-------- DATA PROVIDED --------
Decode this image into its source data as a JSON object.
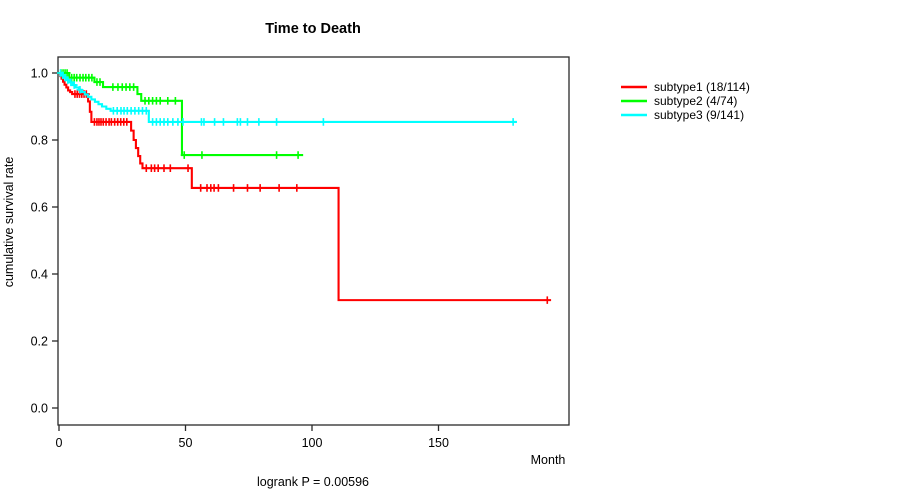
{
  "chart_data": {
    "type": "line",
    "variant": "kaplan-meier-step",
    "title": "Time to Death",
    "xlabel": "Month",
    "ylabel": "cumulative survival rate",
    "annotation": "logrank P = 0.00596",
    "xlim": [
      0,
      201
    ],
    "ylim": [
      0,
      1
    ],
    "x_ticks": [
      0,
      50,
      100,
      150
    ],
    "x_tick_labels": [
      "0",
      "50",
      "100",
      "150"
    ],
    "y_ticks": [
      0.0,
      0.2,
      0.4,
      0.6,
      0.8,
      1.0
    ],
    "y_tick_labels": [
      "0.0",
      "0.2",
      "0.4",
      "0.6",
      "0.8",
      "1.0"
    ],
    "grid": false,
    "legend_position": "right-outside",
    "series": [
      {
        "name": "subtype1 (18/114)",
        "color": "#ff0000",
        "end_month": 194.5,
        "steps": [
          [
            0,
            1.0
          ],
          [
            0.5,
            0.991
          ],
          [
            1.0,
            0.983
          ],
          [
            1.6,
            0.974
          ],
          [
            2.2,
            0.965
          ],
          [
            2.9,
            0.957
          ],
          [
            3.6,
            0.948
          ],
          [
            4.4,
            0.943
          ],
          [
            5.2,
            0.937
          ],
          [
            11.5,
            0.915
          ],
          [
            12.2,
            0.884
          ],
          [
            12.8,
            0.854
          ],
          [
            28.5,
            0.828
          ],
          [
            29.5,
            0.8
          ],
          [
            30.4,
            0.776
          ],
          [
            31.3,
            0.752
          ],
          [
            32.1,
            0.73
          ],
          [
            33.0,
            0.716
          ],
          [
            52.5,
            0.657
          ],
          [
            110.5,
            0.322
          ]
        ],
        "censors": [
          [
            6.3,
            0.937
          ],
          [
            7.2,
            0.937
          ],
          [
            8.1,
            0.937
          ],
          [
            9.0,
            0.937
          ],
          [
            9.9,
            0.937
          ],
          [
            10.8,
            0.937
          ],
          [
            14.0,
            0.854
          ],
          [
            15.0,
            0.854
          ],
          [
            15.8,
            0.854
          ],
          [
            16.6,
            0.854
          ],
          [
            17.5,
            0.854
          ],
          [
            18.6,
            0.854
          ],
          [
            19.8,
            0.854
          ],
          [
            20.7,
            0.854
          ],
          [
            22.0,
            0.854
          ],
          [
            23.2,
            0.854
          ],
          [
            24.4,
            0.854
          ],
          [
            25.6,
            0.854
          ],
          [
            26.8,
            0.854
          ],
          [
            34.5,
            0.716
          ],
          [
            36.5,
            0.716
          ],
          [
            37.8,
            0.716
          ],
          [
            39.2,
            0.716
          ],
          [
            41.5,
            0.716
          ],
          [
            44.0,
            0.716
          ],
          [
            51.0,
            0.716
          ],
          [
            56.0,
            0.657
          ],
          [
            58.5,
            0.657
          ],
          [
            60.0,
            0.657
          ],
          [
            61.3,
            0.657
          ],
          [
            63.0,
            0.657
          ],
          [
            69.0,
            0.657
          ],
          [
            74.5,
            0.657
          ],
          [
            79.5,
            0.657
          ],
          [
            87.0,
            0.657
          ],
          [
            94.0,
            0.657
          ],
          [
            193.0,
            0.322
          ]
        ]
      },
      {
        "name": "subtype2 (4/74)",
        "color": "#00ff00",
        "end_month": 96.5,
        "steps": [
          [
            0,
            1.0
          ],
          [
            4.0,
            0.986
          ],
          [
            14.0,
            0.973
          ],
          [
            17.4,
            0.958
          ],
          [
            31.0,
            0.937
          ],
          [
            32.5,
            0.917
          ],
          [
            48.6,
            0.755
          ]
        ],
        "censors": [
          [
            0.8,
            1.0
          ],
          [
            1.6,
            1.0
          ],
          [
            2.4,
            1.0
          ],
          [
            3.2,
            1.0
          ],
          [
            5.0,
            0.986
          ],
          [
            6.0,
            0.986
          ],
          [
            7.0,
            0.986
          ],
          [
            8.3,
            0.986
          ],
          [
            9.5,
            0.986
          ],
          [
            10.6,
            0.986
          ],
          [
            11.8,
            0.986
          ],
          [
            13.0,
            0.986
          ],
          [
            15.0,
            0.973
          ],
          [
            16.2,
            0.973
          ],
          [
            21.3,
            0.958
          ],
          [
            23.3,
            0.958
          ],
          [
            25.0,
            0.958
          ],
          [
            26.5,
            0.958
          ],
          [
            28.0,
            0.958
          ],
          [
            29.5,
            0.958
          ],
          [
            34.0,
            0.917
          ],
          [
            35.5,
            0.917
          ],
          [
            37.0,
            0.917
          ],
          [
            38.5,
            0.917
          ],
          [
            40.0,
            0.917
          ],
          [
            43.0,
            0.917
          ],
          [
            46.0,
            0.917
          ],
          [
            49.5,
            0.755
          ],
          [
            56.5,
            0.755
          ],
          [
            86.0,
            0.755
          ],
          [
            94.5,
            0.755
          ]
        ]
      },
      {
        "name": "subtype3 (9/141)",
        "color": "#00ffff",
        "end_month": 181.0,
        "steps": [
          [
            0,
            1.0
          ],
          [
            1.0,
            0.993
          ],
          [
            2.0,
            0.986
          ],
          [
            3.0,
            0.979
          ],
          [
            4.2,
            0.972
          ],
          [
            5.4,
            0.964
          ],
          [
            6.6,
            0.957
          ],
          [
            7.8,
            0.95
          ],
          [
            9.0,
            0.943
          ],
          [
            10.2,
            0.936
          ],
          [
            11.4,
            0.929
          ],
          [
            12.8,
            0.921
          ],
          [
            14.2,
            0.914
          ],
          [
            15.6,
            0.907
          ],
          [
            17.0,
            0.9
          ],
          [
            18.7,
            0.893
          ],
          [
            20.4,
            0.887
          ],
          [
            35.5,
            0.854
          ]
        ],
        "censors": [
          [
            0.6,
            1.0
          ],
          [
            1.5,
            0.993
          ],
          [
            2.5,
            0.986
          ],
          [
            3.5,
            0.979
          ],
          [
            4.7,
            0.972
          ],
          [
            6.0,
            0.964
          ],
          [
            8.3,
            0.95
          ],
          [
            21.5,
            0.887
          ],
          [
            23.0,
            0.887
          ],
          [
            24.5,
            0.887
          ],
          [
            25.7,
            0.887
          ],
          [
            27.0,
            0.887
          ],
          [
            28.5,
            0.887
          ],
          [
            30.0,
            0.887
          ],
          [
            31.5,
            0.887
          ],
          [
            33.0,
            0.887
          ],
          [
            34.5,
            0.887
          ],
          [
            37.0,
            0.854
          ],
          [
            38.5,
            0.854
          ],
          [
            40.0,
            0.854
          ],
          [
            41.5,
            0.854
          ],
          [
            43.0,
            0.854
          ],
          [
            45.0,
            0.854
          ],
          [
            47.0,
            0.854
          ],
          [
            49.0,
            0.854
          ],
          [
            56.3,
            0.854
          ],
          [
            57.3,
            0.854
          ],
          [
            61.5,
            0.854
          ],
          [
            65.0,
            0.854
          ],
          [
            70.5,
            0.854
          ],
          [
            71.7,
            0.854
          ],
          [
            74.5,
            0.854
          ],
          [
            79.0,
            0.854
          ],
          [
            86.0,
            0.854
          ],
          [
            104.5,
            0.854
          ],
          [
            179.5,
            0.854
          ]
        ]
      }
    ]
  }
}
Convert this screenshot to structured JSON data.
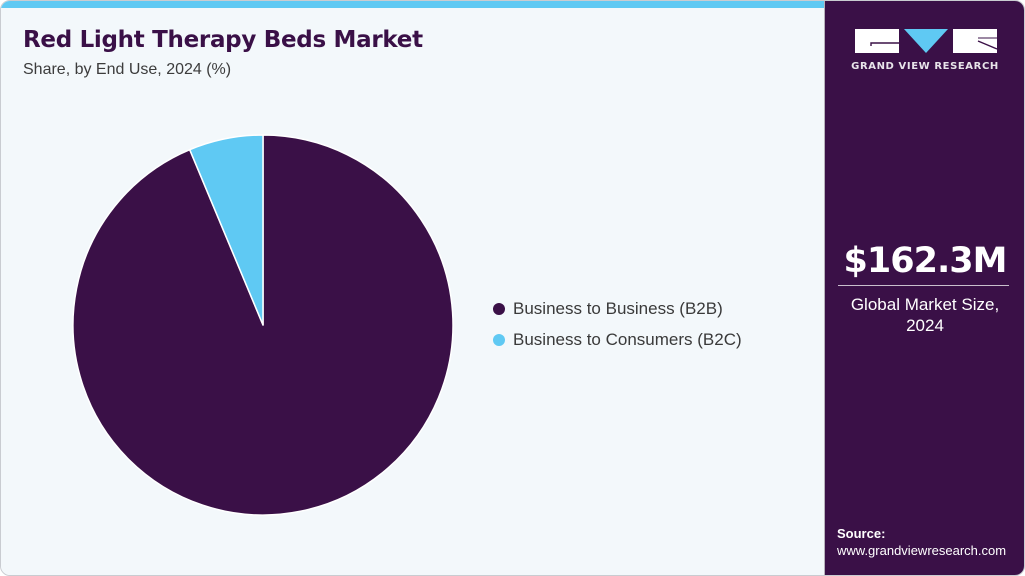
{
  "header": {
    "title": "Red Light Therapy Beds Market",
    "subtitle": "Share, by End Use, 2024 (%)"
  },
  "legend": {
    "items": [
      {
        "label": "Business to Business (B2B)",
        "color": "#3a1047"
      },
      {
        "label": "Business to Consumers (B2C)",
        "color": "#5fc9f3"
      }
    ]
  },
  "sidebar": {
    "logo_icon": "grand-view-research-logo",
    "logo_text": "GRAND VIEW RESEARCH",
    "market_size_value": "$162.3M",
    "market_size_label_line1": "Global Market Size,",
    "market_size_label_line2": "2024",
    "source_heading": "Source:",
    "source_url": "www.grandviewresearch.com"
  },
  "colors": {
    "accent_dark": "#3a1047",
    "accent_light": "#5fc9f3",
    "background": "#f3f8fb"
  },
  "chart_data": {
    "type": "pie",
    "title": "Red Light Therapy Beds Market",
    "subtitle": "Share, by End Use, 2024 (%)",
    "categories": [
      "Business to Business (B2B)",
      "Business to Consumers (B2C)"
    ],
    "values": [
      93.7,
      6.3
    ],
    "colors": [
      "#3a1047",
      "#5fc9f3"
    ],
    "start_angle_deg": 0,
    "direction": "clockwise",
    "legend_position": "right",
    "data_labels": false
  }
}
--------
AIM OF THE TASK: Without any pictures, write out the lines running from the one containing "Convert this screenshot" through the end of the listing above, both included, exactly as given.

EXERCISE ANSWER:
Convert this screenshot to structured JSON data.
{
  "header": {
    "title": "Red Light Therapy Beds Market",
    "subtitle": "Share, by End Use, 2024 (%)"
  },
  "legend": {
    "items": [
      {
        "label": "Business to Business (B2B)",
        "color": "#3a1047"
      },
      {
        "label": "Business to Consumers (B2C)",
        "color": "#5fc9f3"
      }
    ]
  },
  "sidebar": {
    "logo_icon": "grand-view-research-logo",
    "logo_text": "GRAND VIEW RESEARCH",
    "market_size_value": "$162.3M",
    "market_size_label_line1": "Global Market Size,",
    "market_size_label_line2": "2024",
    "source_heading": "Source:",
    "source_url": "www.grandviewresearch.com"
  },
  "colors": {
    "accent_dark": "#3a1047",
    "accent_light": "#5fc9f3",
    "background": "#f3f8fb"
  },
  "chart_data": {
    "type": "pie",
    "title": "Red Light Therapy Beds Market",
    "subtitle": "Share, by End Use, 2024 (%)",
    "categories": [
      "Business to Business (B2B)",
      "Business to Consumers (B2C)"
    ],
    "values": [
      93.7,
      6.3
    ],
    "colors": [
      "#3a1047",
      "#5fc9f3"
    ],
    "start_angle_deg": 0,
    "direction": "clockwise",
    "legend_position": "right",
    "data_labels": false
  }
}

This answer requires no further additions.